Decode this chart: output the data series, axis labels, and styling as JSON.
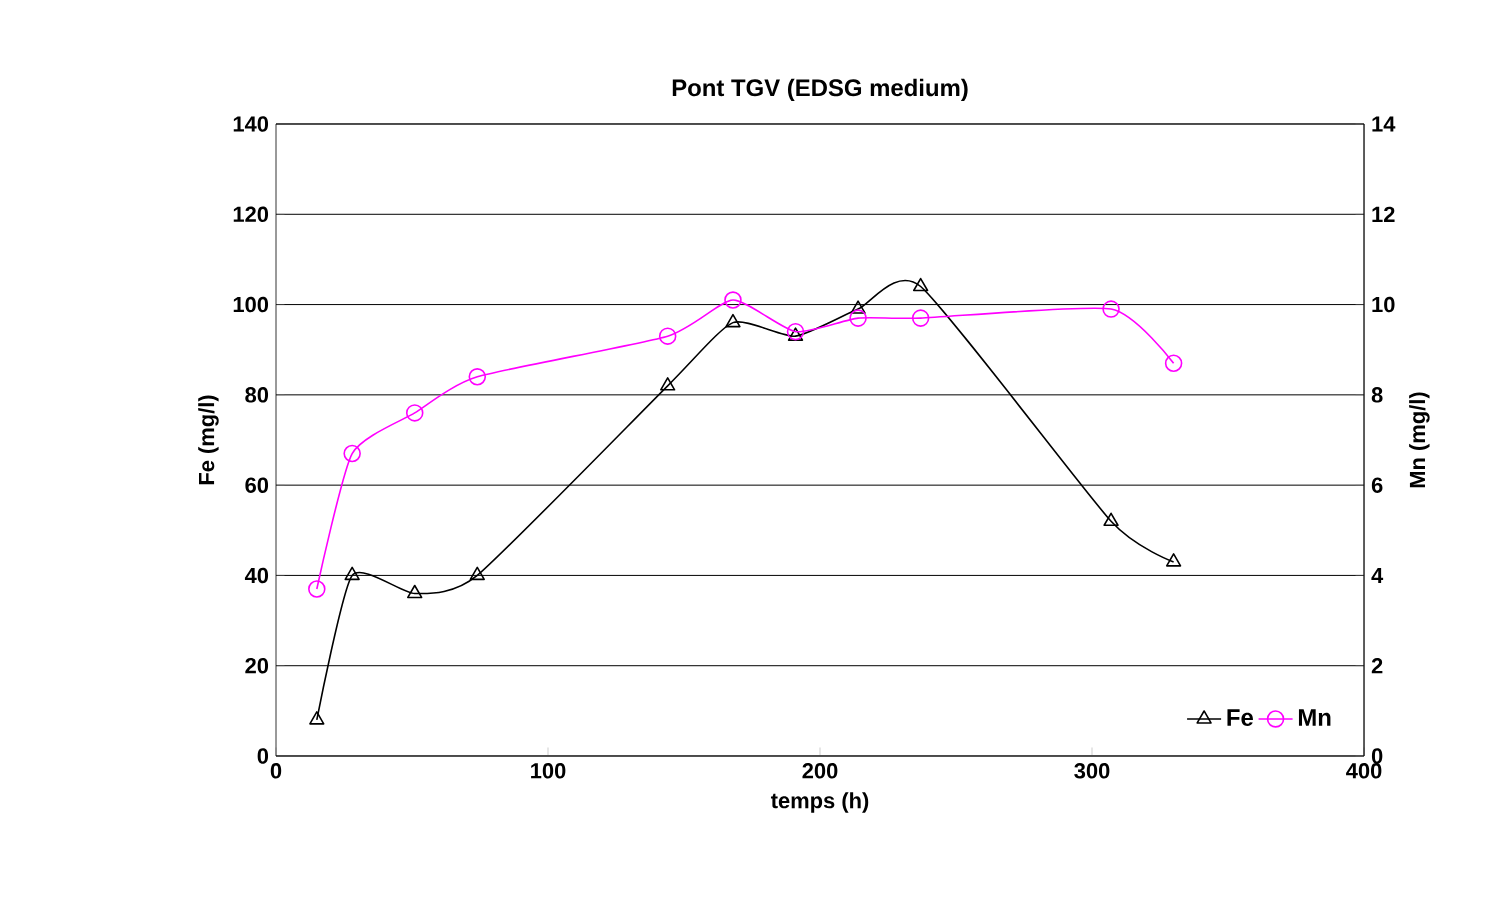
{
  "chart_data": {
    "type": "line",
    "title": "Pont TGV (EDSG medium)",
    "xlabel": "temps (h)",
    "ylabel": "Fe (mg/l)",
    "y2label": "Mn (mg/l)",
    "xlim": [
      0,
      400
    ],
    "xticks": [
      0,
      100,
      200,
      300,
      400
    ],
    "ylim": [
      0,
      140
    ],
    "yticks": [
      0,
      20,
      40,
      60,
      80,
      100,
      120,
      140
    ],
    "y2lim": [
      0,
      14
    ],
    "y2ticks": [
      0,
      2,
      4,
      6,
      8,
      10,
      12,
      14
    ],
    "grid": "y",
    "legend": "bottom right",
    "line_style": "solid",
    "series": [
      {
        "name": "Fe",
        "color": "#000000",
        "marker": "triangle",
        "x": [
          15,
          28,
          51,
          74,
          144,
          168,
          191,
          214,
          237,
          307,
          330
        ],
        "values": [
          8,
          40,
          36,
          40,
          82,
          96,
          93,
          99,
          104,
          52,
          43
        ]
      },
      {
        "name": "Mn",
        "color": "#ff00ff",
        "marker": "circle",
        "axis": "y2",
        "x": [
          15,
          28,
          51,
          74,
          144,
          168,
          191,
          214,
          237,
          307,
          330
        ],
        "values": [
          3.7,
          6.7,
          7.6,
          8.4,
          9.3,
          10.1,
          9.4,
          9.7,
          9.7,
          9.9,
          8.7
        ]
      }
    ]
  }
}
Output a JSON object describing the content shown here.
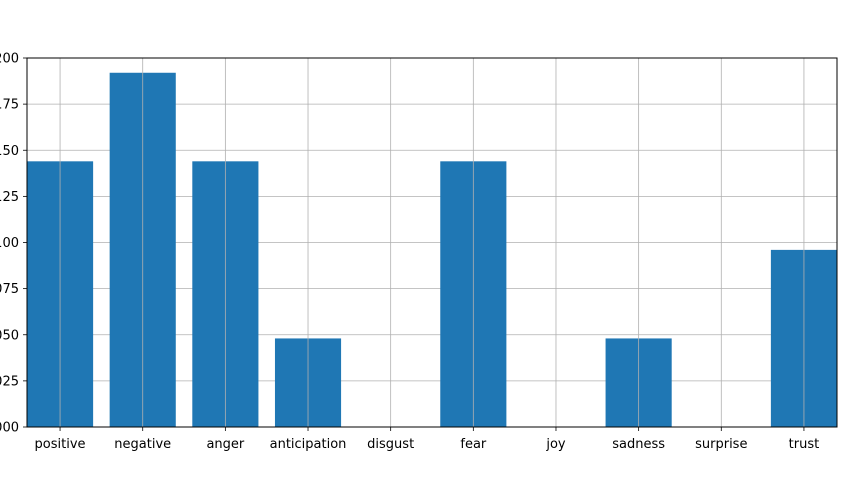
#####
_Exercise task_: From the records above, pull out each line that has "JSON".

_Written response_:
Decode this chart: output the data series, axis labels, and styling as JSON.
Output a JSON object describing the content shown here.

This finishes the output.